▶ _Requirement_:
Your answer should be a single number: the count of lines that hold the word "lower".

** start Exercise materials **

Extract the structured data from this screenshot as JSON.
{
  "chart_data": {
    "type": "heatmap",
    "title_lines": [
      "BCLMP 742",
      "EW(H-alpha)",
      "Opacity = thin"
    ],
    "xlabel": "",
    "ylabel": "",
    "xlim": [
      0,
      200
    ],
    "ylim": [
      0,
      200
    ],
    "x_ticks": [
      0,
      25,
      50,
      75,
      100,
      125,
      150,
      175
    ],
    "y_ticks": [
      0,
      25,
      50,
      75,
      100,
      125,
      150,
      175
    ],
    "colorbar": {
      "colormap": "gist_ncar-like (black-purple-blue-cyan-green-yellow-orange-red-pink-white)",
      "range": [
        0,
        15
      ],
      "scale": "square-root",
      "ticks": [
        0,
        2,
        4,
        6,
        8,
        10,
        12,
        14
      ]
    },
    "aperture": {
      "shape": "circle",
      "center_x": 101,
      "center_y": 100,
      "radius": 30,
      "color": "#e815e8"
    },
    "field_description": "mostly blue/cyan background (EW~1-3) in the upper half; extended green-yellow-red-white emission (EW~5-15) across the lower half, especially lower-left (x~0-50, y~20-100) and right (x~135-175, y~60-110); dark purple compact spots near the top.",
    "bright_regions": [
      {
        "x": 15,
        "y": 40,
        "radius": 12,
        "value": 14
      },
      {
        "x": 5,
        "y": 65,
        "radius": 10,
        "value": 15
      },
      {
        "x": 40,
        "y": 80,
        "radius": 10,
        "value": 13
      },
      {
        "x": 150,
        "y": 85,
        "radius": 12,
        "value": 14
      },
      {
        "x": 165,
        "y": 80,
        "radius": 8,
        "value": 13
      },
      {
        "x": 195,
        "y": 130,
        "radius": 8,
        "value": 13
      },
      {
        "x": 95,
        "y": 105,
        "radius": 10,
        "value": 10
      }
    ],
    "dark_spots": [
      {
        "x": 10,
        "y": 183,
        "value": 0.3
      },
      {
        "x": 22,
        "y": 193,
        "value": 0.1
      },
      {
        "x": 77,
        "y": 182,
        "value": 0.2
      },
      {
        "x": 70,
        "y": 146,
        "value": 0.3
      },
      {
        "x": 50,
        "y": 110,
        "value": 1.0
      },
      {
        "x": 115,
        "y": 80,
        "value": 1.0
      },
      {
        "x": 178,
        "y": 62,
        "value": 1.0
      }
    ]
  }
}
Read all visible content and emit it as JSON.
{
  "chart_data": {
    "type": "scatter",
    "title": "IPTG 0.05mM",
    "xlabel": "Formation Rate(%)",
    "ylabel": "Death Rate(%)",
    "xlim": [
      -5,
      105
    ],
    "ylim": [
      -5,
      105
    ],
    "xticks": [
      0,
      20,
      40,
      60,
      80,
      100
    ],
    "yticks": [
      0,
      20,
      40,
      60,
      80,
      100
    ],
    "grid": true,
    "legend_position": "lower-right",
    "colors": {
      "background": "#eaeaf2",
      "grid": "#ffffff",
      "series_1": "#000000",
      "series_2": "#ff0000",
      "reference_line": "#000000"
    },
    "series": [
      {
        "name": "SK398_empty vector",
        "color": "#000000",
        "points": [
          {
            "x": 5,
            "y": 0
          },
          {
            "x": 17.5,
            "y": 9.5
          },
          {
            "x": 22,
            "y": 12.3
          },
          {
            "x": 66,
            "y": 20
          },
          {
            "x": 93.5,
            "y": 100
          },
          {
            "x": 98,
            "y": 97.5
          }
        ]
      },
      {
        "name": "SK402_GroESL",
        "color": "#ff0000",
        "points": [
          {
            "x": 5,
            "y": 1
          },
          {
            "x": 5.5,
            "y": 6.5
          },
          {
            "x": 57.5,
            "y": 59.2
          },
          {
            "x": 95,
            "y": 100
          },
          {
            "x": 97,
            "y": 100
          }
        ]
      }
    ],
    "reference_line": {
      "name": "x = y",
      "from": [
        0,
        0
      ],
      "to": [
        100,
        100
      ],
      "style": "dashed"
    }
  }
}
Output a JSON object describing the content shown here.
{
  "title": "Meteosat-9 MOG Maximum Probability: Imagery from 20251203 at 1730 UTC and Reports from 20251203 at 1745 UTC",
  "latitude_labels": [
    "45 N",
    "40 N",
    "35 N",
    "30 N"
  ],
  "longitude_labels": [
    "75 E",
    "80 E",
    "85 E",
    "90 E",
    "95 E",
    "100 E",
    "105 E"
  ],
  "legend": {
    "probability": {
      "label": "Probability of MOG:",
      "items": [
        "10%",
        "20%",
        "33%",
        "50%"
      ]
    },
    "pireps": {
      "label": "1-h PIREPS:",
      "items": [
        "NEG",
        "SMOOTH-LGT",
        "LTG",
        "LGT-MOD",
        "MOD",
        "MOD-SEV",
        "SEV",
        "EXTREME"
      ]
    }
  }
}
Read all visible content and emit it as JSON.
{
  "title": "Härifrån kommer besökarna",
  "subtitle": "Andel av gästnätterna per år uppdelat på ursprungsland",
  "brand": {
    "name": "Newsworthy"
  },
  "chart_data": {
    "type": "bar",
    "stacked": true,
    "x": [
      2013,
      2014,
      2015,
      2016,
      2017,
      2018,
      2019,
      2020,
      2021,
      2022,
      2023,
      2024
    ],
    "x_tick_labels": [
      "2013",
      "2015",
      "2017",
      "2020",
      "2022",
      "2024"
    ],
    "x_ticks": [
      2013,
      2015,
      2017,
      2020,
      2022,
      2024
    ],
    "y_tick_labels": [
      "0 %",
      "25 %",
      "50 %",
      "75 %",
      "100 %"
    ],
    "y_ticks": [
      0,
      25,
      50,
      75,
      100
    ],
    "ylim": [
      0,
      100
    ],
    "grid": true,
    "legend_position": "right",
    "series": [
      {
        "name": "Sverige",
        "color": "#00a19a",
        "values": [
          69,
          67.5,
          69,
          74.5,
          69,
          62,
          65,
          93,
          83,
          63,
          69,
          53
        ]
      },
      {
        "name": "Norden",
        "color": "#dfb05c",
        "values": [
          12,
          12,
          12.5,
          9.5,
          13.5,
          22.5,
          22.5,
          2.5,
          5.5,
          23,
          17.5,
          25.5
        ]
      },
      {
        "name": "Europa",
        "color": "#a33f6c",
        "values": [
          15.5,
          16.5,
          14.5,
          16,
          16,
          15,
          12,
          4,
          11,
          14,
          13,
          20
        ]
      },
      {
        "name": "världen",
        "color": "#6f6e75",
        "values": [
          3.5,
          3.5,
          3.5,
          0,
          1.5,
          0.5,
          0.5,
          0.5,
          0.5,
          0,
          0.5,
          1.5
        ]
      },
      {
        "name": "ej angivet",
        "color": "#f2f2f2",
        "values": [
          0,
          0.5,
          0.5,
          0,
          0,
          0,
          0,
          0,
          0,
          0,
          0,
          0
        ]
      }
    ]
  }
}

** end Exercise materials **

▶ _Solution to this task_:
2